Collected data:
= = = = = = =
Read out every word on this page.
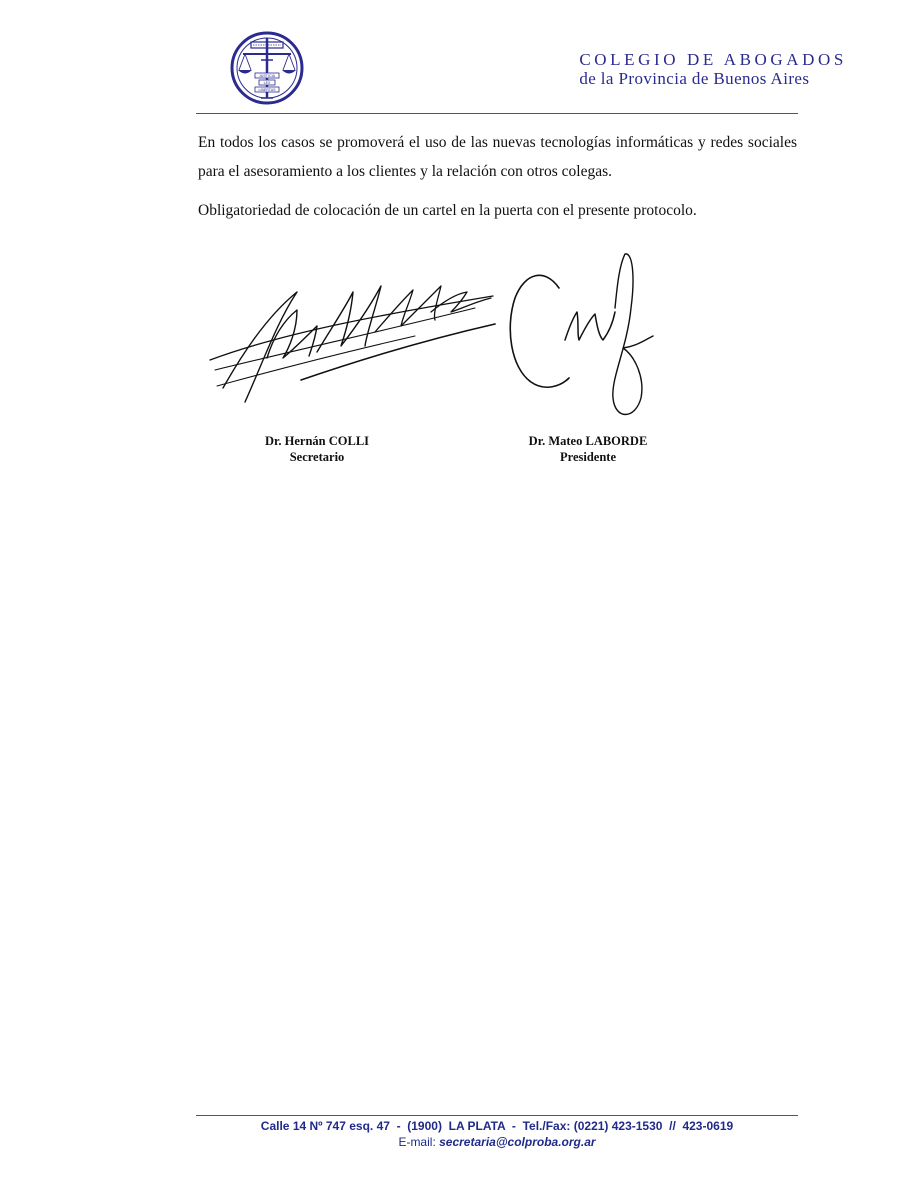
JUSTICIA
LEX
LIBERTAS
COLEGIO DE ABOGADOS
de la Provincia de Buenos Aires

En todos los casos se promoverá el uso de las nuevas tecnologías informáticas y redes sociales para el asesoramiento a los clientes y la relación con otros colegas.

Obligatoriedad de colocación de un cartel en la puerta con el presente protocolo.

Dr. Hernán COLLI
Secretario
Dr. Mateo LABORDE
Presidente
Calle 14 Nº 747 esq. 47  -  (1900)  LA PLATA  -  Tel./Fax: (0221) 423-1530  //  423-0619
E-mail: secretaria@colproba.org.ar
= = = = = = =
Return the whole listing, word for word, and leave out every picture.

RESULT OF THIS EXERCISE:
Read out every word on this page.
JUSTICIA
LEX
LIBERTAS
COLEGIO DE ABOGADOS
de la Provincia de Buenos Aires

En todos los casos se promoverá el uso de las nuevas tecnologías informáticas y redes sociales para el asesoramiento a los clientes y la relación con otros colegas.

Obligatoriedad de colocación de un cartel en la puerta con el presente protocolo.

Dr. Hernán COLLI
Secretario
Dr. Mateo LABORDE
Presidente
Calle 14 Nº 747 esq. 47  -  (1900)  LA PLATA  -  Tel./Fax: (0221) 423-1530  //  423-0619
E-mail: secretaria@colproba.org.ar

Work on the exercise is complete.